» DESCRIPTION OF THE TASK
Retype all of the entries word for word.

» SUPPLIED DATA

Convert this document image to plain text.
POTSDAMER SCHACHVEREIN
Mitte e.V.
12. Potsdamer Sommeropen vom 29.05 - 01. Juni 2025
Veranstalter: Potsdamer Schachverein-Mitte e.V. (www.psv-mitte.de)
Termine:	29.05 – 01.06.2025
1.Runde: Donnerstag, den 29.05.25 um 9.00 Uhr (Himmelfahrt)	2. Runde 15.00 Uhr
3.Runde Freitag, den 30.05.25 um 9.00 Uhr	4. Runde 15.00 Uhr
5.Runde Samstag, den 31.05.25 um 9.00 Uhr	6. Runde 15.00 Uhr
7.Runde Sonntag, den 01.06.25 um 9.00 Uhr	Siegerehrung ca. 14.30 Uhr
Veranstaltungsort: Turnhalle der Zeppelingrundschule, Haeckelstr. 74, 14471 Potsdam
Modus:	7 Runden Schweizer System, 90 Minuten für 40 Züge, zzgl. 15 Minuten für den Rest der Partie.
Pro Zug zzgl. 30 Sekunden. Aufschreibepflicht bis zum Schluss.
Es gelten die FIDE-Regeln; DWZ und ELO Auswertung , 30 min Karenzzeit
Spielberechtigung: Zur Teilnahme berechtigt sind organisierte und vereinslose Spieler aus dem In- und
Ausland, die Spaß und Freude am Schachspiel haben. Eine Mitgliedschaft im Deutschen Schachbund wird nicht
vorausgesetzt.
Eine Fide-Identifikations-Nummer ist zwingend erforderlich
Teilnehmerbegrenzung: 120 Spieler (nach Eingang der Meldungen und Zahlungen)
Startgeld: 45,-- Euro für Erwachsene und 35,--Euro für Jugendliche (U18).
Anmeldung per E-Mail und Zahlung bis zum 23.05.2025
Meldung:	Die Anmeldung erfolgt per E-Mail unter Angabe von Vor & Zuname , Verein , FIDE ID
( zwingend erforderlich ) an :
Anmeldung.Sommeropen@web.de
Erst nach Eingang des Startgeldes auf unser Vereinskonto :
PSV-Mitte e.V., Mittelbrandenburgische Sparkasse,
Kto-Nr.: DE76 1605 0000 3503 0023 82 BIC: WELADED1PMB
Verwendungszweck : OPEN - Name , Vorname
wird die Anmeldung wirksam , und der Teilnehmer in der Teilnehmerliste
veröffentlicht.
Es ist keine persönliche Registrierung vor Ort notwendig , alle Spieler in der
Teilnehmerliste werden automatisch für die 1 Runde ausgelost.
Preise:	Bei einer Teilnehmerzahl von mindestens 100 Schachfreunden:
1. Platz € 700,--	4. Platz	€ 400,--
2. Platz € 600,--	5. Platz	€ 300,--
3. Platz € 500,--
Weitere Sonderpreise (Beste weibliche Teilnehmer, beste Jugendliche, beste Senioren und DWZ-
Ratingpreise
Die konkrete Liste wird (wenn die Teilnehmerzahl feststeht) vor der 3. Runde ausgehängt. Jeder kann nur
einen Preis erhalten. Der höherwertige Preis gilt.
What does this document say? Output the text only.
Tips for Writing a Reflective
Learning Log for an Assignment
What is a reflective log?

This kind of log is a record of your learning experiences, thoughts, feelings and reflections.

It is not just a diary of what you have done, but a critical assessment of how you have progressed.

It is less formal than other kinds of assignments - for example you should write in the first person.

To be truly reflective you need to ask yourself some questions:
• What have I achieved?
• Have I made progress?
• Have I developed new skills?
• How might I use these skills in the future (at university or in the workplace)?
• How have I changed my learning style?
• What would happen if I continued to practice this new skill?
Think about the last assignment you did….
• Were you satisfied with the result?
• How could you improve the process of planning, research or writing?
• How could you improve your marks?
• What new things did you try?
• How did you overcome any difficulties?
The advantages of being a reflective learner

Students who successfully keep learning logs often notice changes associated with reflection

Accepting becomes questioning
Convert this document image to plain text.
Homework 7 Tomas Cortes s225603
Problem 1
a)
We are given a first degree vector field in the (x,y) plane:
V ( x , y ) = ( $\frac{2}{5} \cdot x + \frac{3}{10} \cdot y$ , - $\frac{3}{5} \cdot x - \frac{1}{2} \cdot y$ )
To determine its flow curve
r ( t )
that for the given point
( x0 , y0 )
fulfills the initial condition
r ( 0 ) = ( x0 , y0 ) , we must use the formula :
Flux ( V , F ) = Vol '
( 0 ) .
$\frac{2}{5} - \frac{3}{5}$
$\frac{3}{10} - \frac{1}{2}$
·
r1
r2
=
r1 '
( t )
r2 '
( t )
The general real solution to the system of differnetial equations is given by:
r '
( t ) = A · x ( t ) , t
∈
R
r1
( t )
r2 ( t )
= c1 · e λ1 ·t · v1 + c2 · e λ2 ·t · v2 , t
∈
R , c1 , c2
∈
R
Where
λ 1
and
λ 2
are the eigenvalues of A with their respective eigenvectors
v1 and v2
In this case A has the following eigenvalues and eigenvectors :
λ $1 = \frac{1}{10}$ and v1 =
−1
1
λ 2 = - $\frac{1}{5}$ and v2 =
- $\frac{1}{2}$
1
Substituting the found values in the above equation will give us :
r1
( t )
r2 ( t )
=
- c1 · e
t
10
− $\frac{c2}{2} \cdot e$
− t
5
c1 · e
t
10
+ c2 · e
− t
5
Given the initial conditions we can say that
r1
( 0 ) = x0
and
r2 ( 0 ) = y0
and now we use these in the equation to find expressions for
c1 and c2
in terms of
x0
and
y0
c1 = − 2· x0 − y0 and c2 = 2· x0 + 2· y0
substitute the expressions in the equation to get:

» THE SOLUTION
Convert this document image to plain text.
POTSDAMER SCHACHVEREIN
Mitte e.V.
12. Potsdamer Sommeropen vom 29.05 - 01. Juni 2025
Veranstalter: Potsdamer Schachverein-Mitte e.V. (www.psv-mitte.de)
Termine:	29.05 – 01.06.2025
1.Runde: Donnerstag, den 29.05.25 um 9.00 Uhr (Himmelfahrt)	2. Runde 15.00 Uhr
3.Runde Freitag, den 30.05.25 um 9.00 Uhr	4. Runde 15.00 Uhr
5.Runde Samstag, den 31.05.25 um 9.00 Uhr	6. Runde 15.00 Uhr
7.Runde Sonntag, den 01.06.25 um 9.00 Uhr	Siegerehrung ca. 14.30 Uhr
Veranstaltungsort: Turnhalle der Zeppelingrundschule, Haeckelstr. 74, 14471 Potsdam
Modus:	7 Runden Schweizer System, 90 Minuten für 40 Züge, zzgl. 15 Minuten für den Rest der Partie.
Pro Zug zzgl. 30 Sekunden. Aufschreibepflicht bis zum Schluss.
Es gelten die FIDE-Regeln; DWZ und ELO Auswertung , 30 min Karenzzeit
Spielberechtigung: Zur Teilnahme berechtigt sind organisierte und vereinslose Spieler aus dem In- und
Ausland, die Spaß und Freude am Schachspiel haben. Eine Mitgliedschaft im Deutschen Schachbund wird nicht
vorausgesetzt.
Eine Fide-Identifikations-Nummer ist zwingend erforderlich
Teilnehmerbegrenzung: 120 Spieler (nach Eingang der Meldungen und Zahlungen)
Startgeld: 45,-- Euro für Erwachsene und 35,--Euro für Jugendliche (U18).
Anmeldung per E-Mail und Zahlung bis zum 23.05.2025
Meldung:	Die Anmeldung erfolgt per E-Mail unter Angabe von Vor & Zuname , Verein , FIDE ID
( zwingend erforderlich ) an :
Anmeldung.Sommeropen@web.de
Erst nach Eingang des Startgeldes auf unser Vereinskonto :
PSV-Mitte e.V., Mittelbrandenburgische Sparkasse,
Kto-Nr.: DE76 1605 0000 3503 0023 82 BIC: WELADED1PMB
Verwendungszweck : OPEN - Name , Vorname
wird die Anmeldung wirksam , und der Teilnehmer in der Teilnehmerliste
veröffentlicht.
Es ist keine persönliche Registrierung vor Ort notwendig , alle Spieler in der
Teilnehmerliste werden automatisch für die 1 Runde ausgelost.
Preise:	Bei einer Teilnehmerzahl von mindestens 100 Schachfreunden:
1. Platz € 700,--	4. Platz	€ 400,--
2. Platz € 600,--	5. Platz	€ 300,--
3. Platz € 500,--
Weitere Sonderpreise (Beste weibliche Teilnehmer, beste Jugendliche, beste Senioren und DWZ-
Ratingpreise
Die konkrete Liste wird (wenn die Teilnehmerzahl feststeht) vor der 3. Runde ausgehängt. Jeder kann nur
einen Preis erhalten. Der höherwertige Preis gilt.
What does this document say? Output the text only.
Tips for Writing a Reflective
Learning Log for an Assignment
What is a reflective log?

This kind of log is a record of your learning experiences, thoughts, feelings and reflections.

It is not just a diary of what you have done, but a critical assessment of how you have progressed.

It is less formal than other kinds of assignments - for example you should write in the first person.

To be truly reflective you need to ask yourself some questions:
• What have I achieved?
• Have I made progress?
• Have I developed new skills?
• How might I use these skills in the future (at university or in the workplace)?
• How have I changed my learning style?
• What would happen if I continued to practice this new skill?
Think about the last assignment you did….
• Were you satisfied with the result?
• How could you improve the process of planning, research or writing?
• How could you improve your marks?
• What new things did you try?
• How did you overcome any difficulties?
The advantages of being a reflective learner

Students who successfully keep learning logs often notice changes associated with reflection

Accepting becomes questioning
Convert this document image to plain text.
Homework 7 Tomas Cortes s225603
Problem 1
a)
We are given a first degree vector field in the (x,y) plane:
V ( x , y ) = ( $\frac{2}{5} \cdot x + \frac{3}{10} \cdot y$ , - $\frac{3}{5} \cdot x - \frac{1}{2} \cdot y$ )
To determine its flow curve
r ( t )
that for the given point
( x0 , y0 )
fulfills the initial condition
r ( 0 ) = ( x0 , y0 ) , we must use the formula :
Flux ( V , F ) = Vol '
( 0 ) .
$\frac{2}{5} - \frac{3}{5}$
$\frac{3}{10} - \frac{1}{2}$
·
r1
r2
=
r1 '
( t )
r2 '
( t )
The general real solution to the system of differnetial equations is given by:
r '
( t ) = A · x ( t ) , t
∈
R
r1
( t )
r2 ( t )
= c1 · e λ1 ·t · v1 + c2 · e λ2 ·t · v2 , t
∈
R , c1 , c2
∈
R
Where
λ 1
and
λ 2
are the eigenvalues of A with their respective eigenvectors
v1 and v2
In this case A has the following eigenvalues and eigenvectors :
λ $1 = \frac{1}{10}$ and v1 =
−1
1
λ 2 = - $\frac{1}{5}$ and v2 =
- $\frac{1}{2}$
1
Substituting the found values in the above equation will give us :
r1
( t )
r2 ( t )
=
- c1 · e
t
10
− $\frac{c2}{2} \cdot e$
− t
5
c1 · e
t
10
+ c2 · e
− t
5
Given the initial conditions we can say that
r1
( 0 ) = x0
and
r2 ( 0 ) = y0
and now we use these in the equation to find expressions for
c1 and c2
in terms of
x0
and
y0
c1 = − 2· x0 − y0 and c2 = 2· x0 + 2· y0
substitute the expressions in the equation to get:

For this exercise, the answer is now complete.